> _EXERCISE_: Scan the listing below and copy every line holding "Registration".

[INPUT FOR THIS TASK start]

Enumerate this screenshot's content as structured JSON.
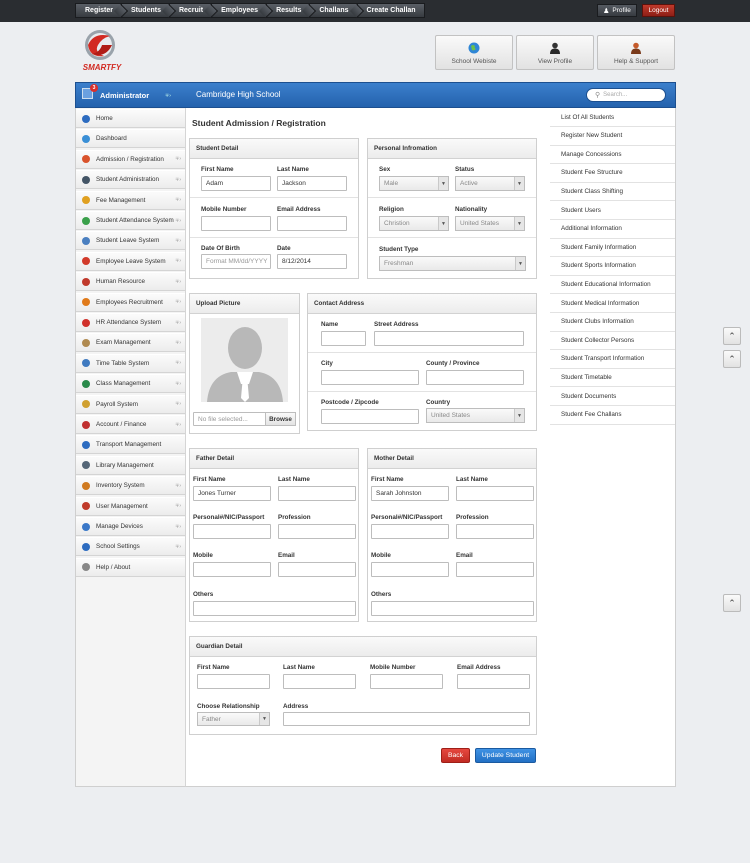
{
  "topnav": {
    "items": [
      "Register",
      "Students",
      "Recruit",
      "Employees",
      "Results",
      "Challans",
      "Create Challan"
    ],
    "profile_label": "Profile",
    "logout_label": "Logout"
  },
  "brand": {
    "logo_text": "SMARTFY"
  },
  "header_buttons": [
    {
      "label": "School Webiste",
      "icon": "globe-icon"
    },
    {
      "label": "View Profile",
      "icon": "user-icon"
    },
    {
      "label": "Help & Support",
      "icon": "support-icon"
    }
  ],
  "header": {
    "admin_title": "Administrator",
    "notification_count": "3",
    "school_name": "Cambridge High School",
    "search_placeholder": "Search..."
  },
  "sidebar": {
    "items": [
      {
        "label": "Home",
        "icon": "home-icon",
        "color": "#2d6cc0",
        "arrow": false
      },
      {
        "label": "Dashboard",
        "icon": "dashboard-icon",
        "color": "#3a8fd6",
        "arrow": false
      },
      {
        "label": "Admission / Registration",
        "icon": "admission-icon",
        "color": "#d9532c",
        "arrow": true
      },
      {
        "label": "Student Administration",
        "icon": "student-admin-icon",
        "color": "#445566",
        "arrow": true
      },
      {
        "label": "Fee Management",
        "icon": "fee-icon",
        "color": "#e0a020",
        "arrow": true
      },
      {
        "label": "Student Attendance System",
        "icon": "attendance-icon",
        "color": "#3aa04a",
        "arrow": true
      },
      {
        "label": "Student Leave System",
        "icon": "leave-icon",
        "color": "#4a7fc0",
        "arrow": true
      },
      {
        "label": "Employee Leave System",
        "icon": "employee-leave-icon",
        "color": "#d23a2a",
        "arrow": true
      },
      {
        "label": "Human Resource",
        "icon": "hr-icon",
        "color": "#c0392b",
        "arrow": true
      },
      {
        "label": "Employees Recruitment",
        "icon": "recruit-icon",
        "color": "#e07a1a",
        "arrow": true
      },
      {
        "label": "HR Attendance System",
        "icon": "hr-attendance-icon",
        "color": "#d0302a",
        "arrow": true
      },
      {
        "label": "Exam Management",
        "icon": "exam-icon",
        "color": "#b08a50",
        "arrow": true
      },
      {
        "label": "Time Table System",
        "icon": "timetable-icon",
        "color": "#3f7ac0",
        "arrow": true
      },
      {
        "label": "Class Management",
        "icon": "class-icon",
        "color": "#2a8a4a",
        "arrow": true
      },
      {
        "label": "Payroll System",
        "icon": "payroll-icon",
        "color": "#d0a030",
        "arrow": true
      },
      {
        "label": "Account / Finance",
        "icon": "finance-icon",
        "color": "#c03030",
        "arrow": true
      },
      {
        "label": "Transport Management",
        "icon": "transport-icon",
        "color": "#2d6cc0",
        "arrow": false
      },
      {
        "label": "Library Management",
        "icon": "library-icon",
        "color": "#556677",
        "arrow": false
      },
      {
        "label": "Inventory System",
        "icon": "inventory-icon",
        "color": "#d07a20",
        "arrow": true
      },
      {
        "label": "User Management",
        "icon": "user-mgmt-icon",
        "color": "#c03a2a",
        "arrow": true
      },
      {
        "label": "Manage Devices",
        "icon": "devices-icon",
        "color": "#3a78c8",
        "arrow": true
      },
      {
        "label": "School Settings",
        "icon": "settings-icon",
        "color": "#2d6cc0",
        "arrow": true
      },
      {
        "label": "Help / About",
        "icon": "help-icon",
        "color": "#888888",
        "arrow": false
      }
    ]
  },
  "page_title": "Student Admission / Registration",
  "student_detail": {
    "title": "Student Detail",
    "first_name_label": "First Name",
    "first_name_value": "Adam",
    "last_name_label": "Last Name",
    "last_name_value": "Jackson",
    "mobile_label": "Mobile Number",
    "mobile_value": "",
    "email_label": "Email Address",
    "email_value": "",
    "dob_label": "Date Of Birth",
    "dob_placeholder": "Format MM/dd/YYYY",
    "date_label": "Date",
    "date_value": "8/12/2014"
  },
  "personal_info": {
    "title": "Personal Infromation",
    "sex_label": "Sex",
    "sex_value": "Male",
    "status_label": "Status",
    "status_value": "Active",
    "religion_label": "Religion",
    "religion_value": "Christion",
    "nationality_label": "Nationality",
    "nationality_value": "United States",
    "student_type_label": "Student Type",
    "student_type_value": "Freshman"
  },
  "upload_picture": {
    "title": "Upload Picture",
    "file_placeholder": "No file selected...",
    "browse_label": "Browse"
  },
  "contact_address": {
    "title": "Contact Address",
    "name_label": "Name",
    "street_label": "Street Address",
    "city_label": "City",
    "county_label": "County / Province",
    "postcode_label": "Postcode / Zipcode",
    "country_label": "Country",
    "country_value": "United States"
  },
  "father_detail": {
    "title": "Father Detail",
    "first_name_label": "First Name",
    "first_name_value": "Jones Turner",
    "last_name_label": "Last Name",
    "nic_label": "Personal#/NIC/Passport",
    "profession_label": "Profession",
    "mobile_label": "Mobile",
    "email_label": "Email",
    "others_label": "Others"
  },
  "mother_detail": {
    "title": "Mother Detail",
    "first_name_label": "First Name",
    "first_name_value": "Sarah Johnston",
    "last_name_label": "Last Name",
    "nic_label": "Personal#/NIC/Passport",
    "profession_label": "Profession",
    "mobile_label": "Mobile",
    "email_label": "Email",
    "others_label": "Others"
  },
  "guardian_detail": {
    "title": "Guardian Detail",
    "first_name_label": "First Name",
    "last_name_label": "Last Name",
    "mobile_label": "Mobile Number",
    "email_label": "Email Address",
    "relationship_label": "Choose Relationship",
    "relationship_value": "Father",
    "address_label": "Address"
  },
  "actions": {
    "back_label": "Back",
    "update_label": "Update Student"
  },
  "right_menu": {
    "items": [
      "List Of All Students",
      "Register New Student",
      "Manage Concessions",
      "Student Fee Structure",
      "Student Class Shifting",
      "Student Users",
      "Additional Information",
      "Student Family Information",
      "Student Sports Information",
      "Student Educational Information",
      "Student Medical Information",
      "Student Clubs Information",
      "Student Collector Persons",
      "Student Transport Information",
      "Student Timetable",
      "Student Documents",
      "Student Fee Challans"
    ]
  },
  "colors": {
    "accent": "#2d6cc0",
    "back": "#d9302c",
    "update": "#2a7fd8"
  }
}
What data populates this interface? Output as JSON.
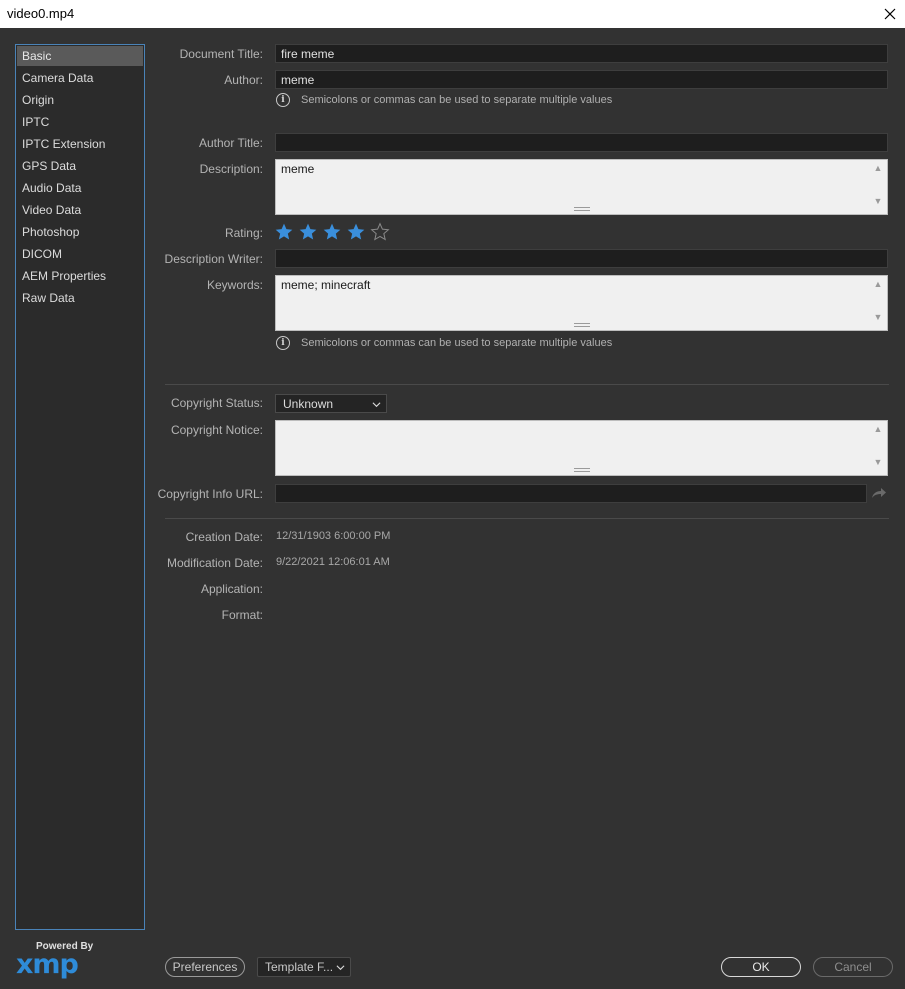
{
  "window": {
    "title": "video0.mp4"
  },
  "sidebar": {
    "items": [
      {
        "label": "Basic",
        "active": true
      },
      {
        "label": "Camera Data"
      },
      {
        "label": "Origin"
      },
      {
        "label": "IPTC"
      },
      {
        "label": "IPTC Extension"
      },
      {
        "label": "GPS Data"
      },
      {
        "label": "Audio Data"
      },
      {
        "label": "Video Data"
      },
      {
        "label": "Photoshop"
      },
      {
        "label": "DICOM"
      },
      {
        "label": "AEM Properties"
      },
      {
        "label": "Raw Data"
      }
    ]
  },
  "branding": {
    "powered_by": "Powered By",
    "xmp": "xmp"
  },
  "form": {
    "document_title": {
      "label": "Document Title:",
      "value": "fire meme"
    },
    "author": {
      "label": "Author:",
      "value": "meme"
    },
    "hint": "Semicolons or commas can be used to separate multiple values",
    "author_title": {
      "label": "Author Title:",
      "value": ""
    },
    "description": {
      "label": "Description:",
      "value": "meme"
    },
    "rating": {
      "label": "Rating:",
      "value": 4,
      "max": 5
    },
    "description_writer": {
      "label": "Description Writer:",
      "value": ""
    },
    "keywords": {
      "label": "Keywords:",
      "value": "meme; minecraft"
    },
    "copyright_status": {
      "label": "Copyright Status:",
      "value": "Unknown"
    },
    "copyright_notice": {
      "label": "Copyright Notice:",
      "value": ""
    },
    "copyright_url": {
      "label": "Copyright Info URL:",
      "value": ""
    },
    "creation_date": {
      "label": "Creation Date:",
      "value": "12/31/1903 6:00:00 PM"
    },
    "modification_date": {
      "label": "Modification Date:",
      "value": "9/22/2021 12:06:01 AM"
    },
    "application": {
      "label": "Application:",
      "value": ""
    },
    "format": {
      "label": "Format:",
      "value": ""
    }
  },
  "footer": {
    "preferences": "Preferences",
    "template": "Template F...",
    "ok": "OK",
    "cancel": "Cancel"
  },
  "colors": {
    "accent": "#3a8fdc",
    "sidebar_border": "#4a83b8",
    "background": "#323232"
  }
}
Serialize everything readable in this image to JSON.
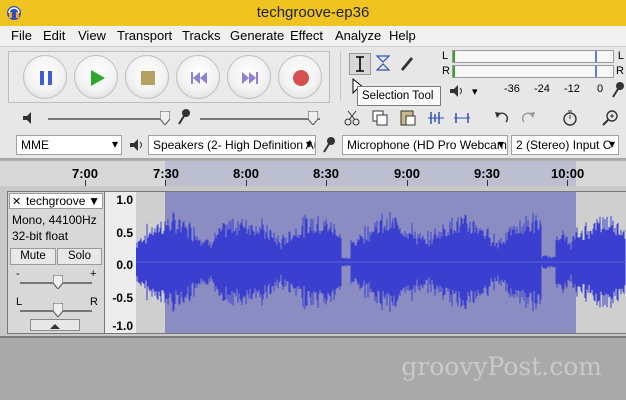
{
  "window": {
    "title": "techgroove-ep36"
  },
  "menu": [
    "File",
    "Edit",
    "View",
    "Transport",
    "Tracks",
    "Generate",
    "Effect",
    "Analyze",
    "Help"
  ],
  "transport": [
    "pause-icon",
    "play-icon",
    "stop-icon",
    "skip-start-icon",
    "skip-end-icon",
    "record-icon"
  ],
  "tooltip": "Selection Tool",
  "meter": {
    "left_label": "L",
    "right_label": "R",
    "scale": [
      "-36",
      "-24",
      "-12",
      "0"
    ]
  },
  "devices": {
    "host": "MME",
    "output": "Speakers (2- High Definition Au",
    "input": "Microphone (HD Pro Webcam C",
    "channels": "2 (Stereo) Input C"
  },
  "timeline": {
    "ticks": [
      "7:00",
      "7:30",
      "8:00",
      "8:30",
      "9:00",
      "9:30",
      "10:00"
    ]
  },
  "track": {
    "name": "techgroove",
    "info1": "Mono, 44100Hz",
    "info2": "32-bit float",
    "mute": "Mute",
    "solo": "Solo",
    "gain_minus": "-",
    "gain_plus": "+",
    "pan_left": "L",
    "pan_right": "R",
    "yaxis": [
      "1.0",
      "0.5",
      "0.0",
      "-0.5",
      "-1.0"
    ]
  },
  "watermark": "groovyPost.com",
  "colors": {
    "titlebar": "#f0c420",
    "waveform": "#3a3fcf",
    "selection": "#8b8dc2"
  }
}
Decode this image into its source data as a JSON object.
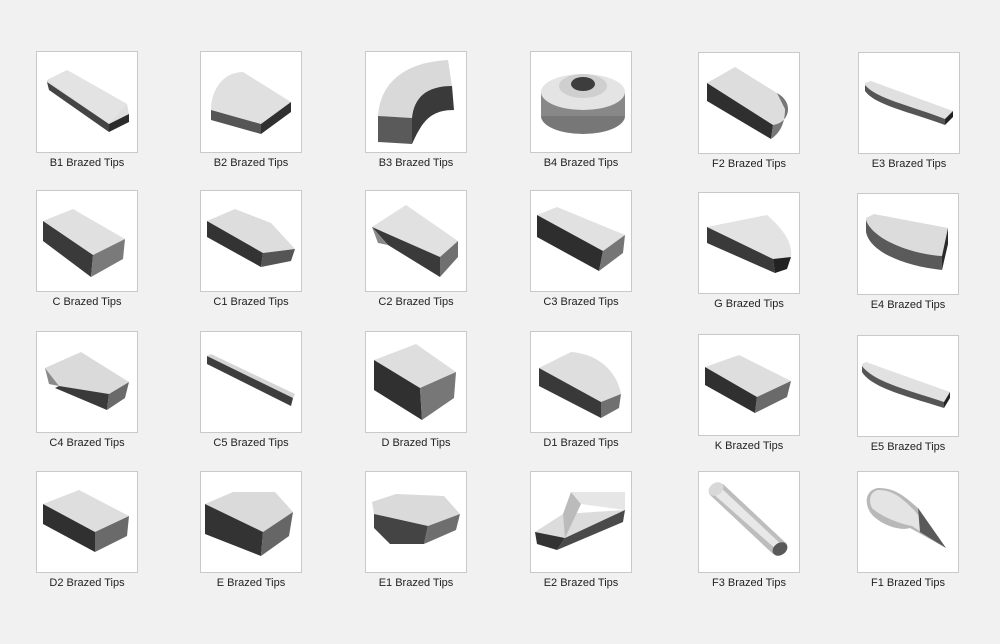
{
  "items": [
    {
      "label": "B1 Brazed Tips",
      "icon": "b1-tip-icon"
    },
    {
      "label": "B2 Brazed Tips",
      "icon": "b2-tip-icon"
    },
    {
      "label": "B3 Brazed Tips",
      "icon": "b3-tip-icon"
    },
    {
      "label": "B4 Brazed Tips",
      "icon": "b4-tip-icon"
    },
    {
      "label": "F2 Brazed Tips",
      "icon": "f2-tip-icon"
    },
    {
      "label": "E3 Brazed Tips",
      "icon": "e3-tip-icon"
    },
    {
      "label": "C Brazed Tips",
      "icon": "c-tip-icon"
    },
    {
      "label": "C1 Brazed Tips",
      "icon": "c1-tip-icon"
    },
    {
      "label": "C2 Brazed Tips",
      "icon": "c2-tip-icon"
    },
    {
      "label": "C3 Brazed Tips",
      "icon": "c3-tip-icon"
    },
    {
      "label": "G Brazed Tips",
      "icon": "g-tip-icon"
    },
    {
      "label": "E4 Brazed Tips",
      "icon": "e4-tip-icon"
    },
    {
      "label": "C4 Brazed Tips",
      "icon": "c4-tip-icon"
    },
    {
      "label": "C5 Brazed Tips",
      "icon": "c5-tip-icon"
    },
    {
      "label": "D Brazed Tips",
      "icon": "d-tip-icon"
    },
    {
      "label": "D1 Brazed Tips",
      "icon": "d1-tip-icon"
    },
    {
      "label": "K Brazed Tips",
      "icon": "k-tip-icon"
    },
    {
      "label": "E5 Brazed Tips",
      "icon": "e5-tip-icon"
    },
    {
      "label": "D2 Brazed Tips",
      "icon": "d2-tip-icon"
    },
    {
      "label": "E Brazed Tips",
      "icon": "e-tip-icon"
    },
    {
      "label": "E1 Brazed Tips",
      "icon": "e1-tip-icon"
    },
    {
      "label": "E2 Brazed Tips",
      "icon": "e2-tip-icon"
    },
    {
      "label": "F3 Brazed Tips",
      "icon": "f3-tip-icon"
    },
    {
      "label": "F1 Brazed Tips",
      "icon": "f1-tip-icon"
    }
  ]
}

[INPUT FOR THIS TASK end]

> _SOLUTION TO THIS TASK_:
        "label": "Admission / Registration",
  "page_title": "Student Admission / Registration",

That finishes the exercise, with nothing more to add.